Render the following material again verbatim, leaving nothing out.

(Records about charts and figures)
## start
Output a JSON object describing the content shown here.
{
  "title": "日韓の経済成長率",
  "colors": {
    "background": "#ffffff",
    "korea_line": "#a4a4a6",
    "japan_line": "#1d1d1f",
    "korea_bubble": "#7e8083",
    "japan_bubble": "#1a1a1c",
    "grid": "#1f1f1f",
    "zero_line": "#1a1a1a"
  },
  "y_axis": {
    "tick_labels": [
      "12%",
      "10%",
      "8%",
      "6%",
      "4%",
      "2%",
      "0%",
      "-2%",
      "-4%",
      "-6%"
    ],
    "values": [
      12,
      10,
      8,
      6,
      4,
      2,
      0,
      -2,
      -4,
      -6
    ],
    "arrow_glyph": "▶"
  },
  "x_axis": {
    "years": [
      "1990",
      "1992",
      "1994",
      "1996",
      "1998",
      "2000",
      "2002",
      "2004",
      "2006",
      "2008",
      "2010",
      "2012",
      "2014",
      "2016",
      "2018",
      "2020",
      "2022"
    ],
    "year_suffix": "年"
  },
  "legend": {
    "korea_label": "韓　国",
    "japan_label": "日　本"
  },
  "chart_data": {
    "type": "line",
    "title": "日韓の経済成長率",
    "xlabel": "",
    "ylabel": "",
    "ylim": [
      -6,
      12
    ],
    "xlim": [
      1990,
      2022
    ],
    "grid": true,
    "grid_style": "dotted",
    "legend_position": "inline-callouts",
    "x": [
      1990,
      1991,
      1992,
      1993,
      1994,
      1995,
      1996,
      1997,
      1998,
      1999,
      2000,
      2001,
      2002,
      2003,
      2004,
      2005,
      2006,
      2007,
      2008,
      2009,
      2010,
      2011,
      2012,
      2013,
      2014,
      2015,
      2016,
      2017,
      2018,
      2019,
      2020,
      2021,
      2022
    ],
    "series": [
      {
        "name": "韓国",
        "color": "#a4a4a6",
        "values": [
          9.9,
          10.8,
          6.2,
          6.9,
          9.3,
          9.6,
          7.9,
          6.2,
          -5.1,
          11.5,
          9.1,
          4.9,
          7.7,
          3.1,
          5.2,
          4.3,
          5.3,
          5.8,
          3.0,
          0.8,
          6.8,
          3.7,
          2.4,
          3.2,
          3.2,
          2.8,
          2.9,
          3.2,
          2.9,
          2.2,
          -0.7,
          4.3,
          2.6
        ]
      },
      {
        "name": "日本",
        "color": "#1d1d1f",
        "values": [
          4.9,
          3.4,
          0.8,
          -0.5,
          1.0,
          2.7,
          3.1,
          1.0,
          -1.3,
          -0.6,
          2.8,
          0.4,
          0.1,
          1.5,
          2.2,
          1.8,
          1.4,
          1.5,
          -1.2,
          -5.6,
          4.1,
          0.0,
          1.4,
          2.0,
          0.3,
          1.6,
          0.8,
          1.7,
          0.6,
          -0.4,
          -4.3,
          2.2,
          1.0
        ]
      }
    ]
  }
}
## end
_Correct result_
Output a JSON object describing the content shown here.
{
  "title": "日韓の経済成長率",
  "colors": {
    "background": "#ffffff",
    "korea_line": "#a4a4a6",
    "japan_line": "#1d1d1f",
    "korea_bubble": "#7e8083",
    "japan_bubble": "#1a1a1c",
    "grid": "#1f1f1f",
    "zero_line": "#1a1a1a"
  },
  "y_axis": {
    "tick_labels": [
      "12%",
      "10%",
      "8%",
      "6%",
      "4%",
      "2%",
      "0%",
      "-2%",
      "-4%",
      "-6%"
    ],
    "values": [
      12,
      10,
      8,
      6,
      4,
      2,
      0,
      -2,
      -4,
      -6
    ],
    "arrow_glyph": "▶"
  },
  "x_axis": {
    "years": [
      "1990",
      "1992",
      "1994",
      "1996",
      "1998",
      "2000",
      "2002",
      "2004",
      "2006",
      "2008",
      "2010",
      "2012",
      "2014",
      "2016",
      "2018",
      "2020",
      "2022"
    ],
    "year_suffix": "年"
  },
  "legend": {
    "korea_label": "韓　国",
    "japan_label": "日　本"
  },
  "chart_data": {
    "type": "line",
    "title": "日韓の経済成長率",
    "xlabel": "",
    "ylabel": "",
    "ylim": [
      -6,
      12
    ],
    "xlim": [
      1990,
      2022
    ],
    "grid": true,
    "grid_style": "dotted",
    "legend_position": "inline-callouts",
    "x": [
      1990,
      1991,
      1992,
      1993,
      1994,
      1995,
      1996,
      1997,
      1998,
      1999,
      2000,
      2001,
      2002,
      2003,
      2004,
      2005,
      2006,
      2007,
      2008,
      2009,
      2010,
      2011,
      2012,
      2013,
      2014,
      2015,
      2016,
      2017,
      2018,
      2019,
      2020,
      2021,
      2022
    ],
    "series": [
      {
        "name": "韓国",
        "color": "#a4a4a6",
        "values": [
          9.9,
          10.8,
          6.2,
          6.9,
          9.3,
          9.6,
          7.9,
          6.2,
          -5.1,
          11.5,
          9.1,
          4.9,
          7.7,
          3.1,
          5.2,
          4.3,
          5.3,
          5.8,
          3.0,
          0.8,
          6.8,
          3.7,
          2.4,
          3.2,
          3.2,
          2.8,
          2.9,
          3.2,
          2.9,
          2.2,
          -0.7,
          4.3,
          2.6
        ]
      },
      {
        "name": "日本",
        "color": "#1d1d1f",
        "values": [
          4.9,
          3.4,
          0.8,
          -0.5,
          1.0,
          2.7,
          3.1,
          1.0,
          -1.3,
          -0.6,
          2.8,
          0.4,
          0.1,
          1.5,
          2.2,
          1.8,
          1.4,
          1.5,
          -1.2,
          -5.6,
          4.1,
          0.0,
          1.4,
          2.0,
          0.3,
          1.6,
          0.8,
          1.7,
          0.6,
          -0.4,
          -4.3,
          2.2,
          1.0
        ]
      }
    ]
  }
}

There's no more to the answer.